**Records supplied**
------------
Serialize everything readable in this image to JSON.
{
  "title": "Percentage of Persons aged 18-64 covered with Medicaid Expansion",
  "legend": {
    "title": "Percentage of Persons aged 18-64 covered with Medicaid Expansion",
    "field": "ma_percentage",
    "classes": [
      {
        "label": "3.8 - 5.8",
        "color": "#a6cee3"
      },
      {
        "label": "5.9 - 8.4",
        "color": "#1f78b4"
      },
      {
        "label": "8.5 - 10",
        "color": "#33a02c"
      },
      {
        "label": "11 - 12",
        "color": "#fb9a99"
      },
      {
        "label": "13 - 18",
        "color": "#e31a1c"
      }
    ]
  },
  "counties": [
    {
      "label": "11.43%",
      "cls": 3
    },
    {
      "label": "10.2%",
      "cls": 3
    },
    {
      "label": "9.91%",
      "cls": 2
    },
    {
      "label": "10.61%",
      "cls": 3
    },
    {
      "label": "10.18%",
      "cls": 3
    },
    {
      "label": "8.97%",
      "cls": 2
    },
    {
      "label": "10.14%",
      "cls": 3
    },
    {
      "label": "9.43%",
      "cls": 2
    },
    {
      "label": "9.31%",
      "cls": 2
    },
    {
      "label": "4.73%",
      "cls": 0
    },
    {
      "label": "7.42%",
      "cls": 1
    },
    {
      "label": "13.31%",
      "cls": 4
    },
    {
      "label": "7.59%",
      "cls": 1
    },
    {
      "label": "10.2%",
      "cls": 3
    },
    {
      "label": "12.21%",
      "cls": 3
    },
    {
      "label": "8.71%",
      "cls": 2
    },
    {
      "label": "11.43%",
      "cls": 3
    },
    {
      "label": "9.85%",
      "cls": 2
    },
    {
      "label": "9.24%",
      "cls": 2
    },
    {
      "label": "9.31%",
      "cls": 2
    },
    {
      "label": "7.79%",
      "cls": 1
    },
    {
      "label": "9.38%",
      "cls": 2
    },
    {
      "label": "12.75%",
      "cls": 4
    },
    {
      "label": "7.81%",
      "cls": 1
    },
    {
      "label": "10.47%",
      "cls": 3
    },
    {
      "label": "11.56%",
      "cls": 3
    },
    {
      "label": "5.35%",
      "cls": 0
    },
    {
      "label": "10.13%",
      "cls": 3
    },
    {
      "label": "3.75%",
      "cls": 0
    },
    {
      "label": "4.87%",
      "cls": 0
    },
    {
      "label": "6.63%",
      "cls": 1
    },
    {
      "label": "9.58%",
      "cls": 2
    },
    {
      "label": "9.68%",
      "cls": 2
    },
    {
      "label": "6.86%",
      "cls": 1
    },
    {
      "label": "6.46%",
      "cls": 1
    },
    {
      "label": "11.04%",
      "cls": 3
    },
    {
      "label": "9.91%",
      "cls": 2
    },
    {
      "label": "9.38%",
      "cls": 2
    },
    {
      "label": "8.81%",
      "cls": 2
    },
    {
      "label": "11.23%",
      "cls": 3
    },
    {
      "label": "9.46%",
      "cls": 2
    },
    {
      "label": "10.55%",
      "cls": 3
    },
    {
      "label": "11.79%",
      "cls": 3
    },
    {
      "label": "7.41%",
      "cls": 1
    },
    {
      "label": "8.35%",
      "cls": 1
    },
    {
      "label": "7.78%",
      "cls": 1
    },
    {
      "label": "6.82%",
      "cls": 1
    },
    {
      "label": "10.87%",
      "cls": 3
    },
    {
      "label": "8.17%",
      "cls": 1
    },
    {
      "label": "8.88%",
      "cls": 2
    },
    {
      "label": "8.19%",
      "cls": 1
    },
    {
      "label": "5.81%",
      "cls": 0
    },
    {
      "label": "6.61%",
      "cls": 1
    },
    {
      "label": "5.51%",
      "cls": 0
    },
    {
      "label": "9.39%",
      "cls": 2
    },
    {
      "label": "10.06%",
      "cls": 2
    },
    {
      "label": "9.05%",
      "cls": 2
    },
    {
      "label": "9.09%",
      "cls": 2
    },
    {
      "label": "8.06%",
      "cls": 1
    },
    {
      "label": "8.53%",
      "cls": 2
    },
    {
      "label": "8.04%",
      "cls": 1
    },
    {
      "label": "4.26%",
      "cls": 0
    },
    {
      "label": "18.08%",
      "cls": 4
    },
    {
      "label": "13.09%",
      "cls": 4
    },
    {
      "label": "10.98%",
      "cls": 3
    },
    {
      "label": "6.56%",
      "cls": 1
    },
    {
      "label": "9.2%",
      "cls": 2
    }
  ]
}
------------
Extract the listing in its entirety, matching it exactly.

**Solution below**
Serialize everything readable in this image to JSON.
{
  "title": "Percentage of Persons aged 18-64 covered with Medicaid Expansion",
  "legend": {
    "title": "Percentage of Persons aged 18-64 covered with Medicaid Expansion",
    "field": "ma_percentage",
    "classes": [
      {
        "label": "3.8 - 5.8",
        "color": "#a6cee3"
      },
      {
        "label": "5.9 - 8.4",
        "color": "#1f78b4"
      },
      {
        "label": "8.5 - 10",
        "color": "#33a02c"
      },
      {
        "label": "11 - 12",
        "color": "#fb9a99"
      },
      {
        "label": "13 - 18",
        "color": "#e31a1c"
      }
    ]
  },
  "counties": [
    {
      "label": "11.43%",
      "cls": 3
    },
    {
      "label": "10.2%",
      "cls": 3
    },
    {
      "label": "9.91%",
      "cls": 2
    },
    {
      "label": "10.61%",
      "cls": 3
    },
    {
      "label": "10.18%",
      "cls": 3
    },
    {
      "label": "8.97%",
      "cls": 2
    },
    {
      "label": "10.14%",
      "cls": 3
    },
    {
      "label": "9.43%",
      "cls": 2
    },
    {
      "label": "9.31%",
      "cls": 2
    },
    {
      "label": "4.73%",
      "cls": 0
    },
    {
      "label": "7.42%",
      "cls": 1
    },
    {
      "label": "13.31%",
      "cls": 4
    },
    {
      "label": "7.59%",
      "cls": 1
    },
    {
      "label": "10.2%",
      "cls": 3
    },
    {
      "label": "12.21%",
      "cls": 3
    },
    {
      "label": "8.71%",
      "cls": 2
    },
    {
      "label": "11.43%",
      "cls": 3
    },
    {
      "label": "9.85%",
      "cls": 2
    },
    {
      "label": "9.24%",
      "cls": 2
    },
    {
      "label": "9.31%",
      "cls": 2
    },
    {
      "label": "7.79%",
      "cls": 1
    },
    {
      "label": "9.38%",
      "cls": 2
    },
    {
      "label": "12.75%",
      "cls": 4
    },
    {
      "label": "7.81%",
      "cls": 1
    },
    {
      "label": "10.47%",
      "cls": 3
    },
    {
      "label": "11.56%",
      "cls": 3
    },
    {
      "label": "5.35%",
      "cls": 0
    },
    {
      "label": "10.13%",
      "cls": 3
    },
    {
      "label": "3.75%",
      "cls": 0
    },
    {
      "label": "4.87%",
      "cls": 0
    },
    {
      "label": "6.63%",
      "cls": 1
    },
    {
      "label": "9.58%",
      "cls": 2
    },
    {
      "label": "9.68%",
      "cls": 2
    },
    {
      "label": "6.86%",
      "cls": 1
    },
    {
      "label": "6.46%",
      "cls": 1
    },
    {
      "label": "11.04%",
      "cls": 3
    },
    {
      "label": "9.91%",
      "cls": 2
    },
    {
      "label": "9.38%",
      "cls": 2
    },
    {
      "label": "8.81%",
      "cls": 2
    },
    {
      "label": "11.23%",
      "cls": 3
    },
    {
      "label": "9.46%",
      "cls": 2
    },
    {
      "label": "10.55%",
      "cls": 3
    },
    {
      "label": "11.79%",
      "cls": 3
    },
    {
      "label": "7.41%",
      "cls": 1
    },
    {
      "label": "8.35%",
      "cls": 1
    },
    {
      "label": "7.78%",
      "cls": 1
    },
    {
      "label": "6.82%",
      "cls": 1
    },
    {
      "label": "10.87%",
      "cls": 3
    },
    {
      "label": "8.17%",
      "cls": 1
    },
    {
      "label": "8.88%",
      "cls": 2
    },
    {
      "label": "8.19%",
      "cls": 1
    },
    {
      "label": "5.81%",
      "cls": 0
    },
    {
      "label": "6.61%",
      "cls": 1
    },
    {
      "label": "5.51%",
      "cls": 0
    },
    {
      "label": "9.39%",
      "cls": 2
    },
    {
      "label": "10.06%",
      "cls": 2
    },
    {
      "label": "9.05%",
      "cls": 2
    },
    {
      "label": "9.09%",
      "cls": 2
    },
    {
      "label": "8.06%",
      "cls": 1
    },
    {
      "label": "8.53%",
      "cls": 2
    },
    {
      "label": "8.04%",
      "cls": 1
    },
    {
      "label": "4.26%",
      "cls": 0
    },
    {
      "label": "18.08%",
      "cls": 4
    },
    {
      "label": "13.09%",
      "cls": 4
    },
    {
      "label": "10.98%",
      "cls": 3
    },
    {
      "label": "6.56%",
      "cls": 1
    },
    {
      "label": "9.2%",
      "cls": 2
    }
  ]
}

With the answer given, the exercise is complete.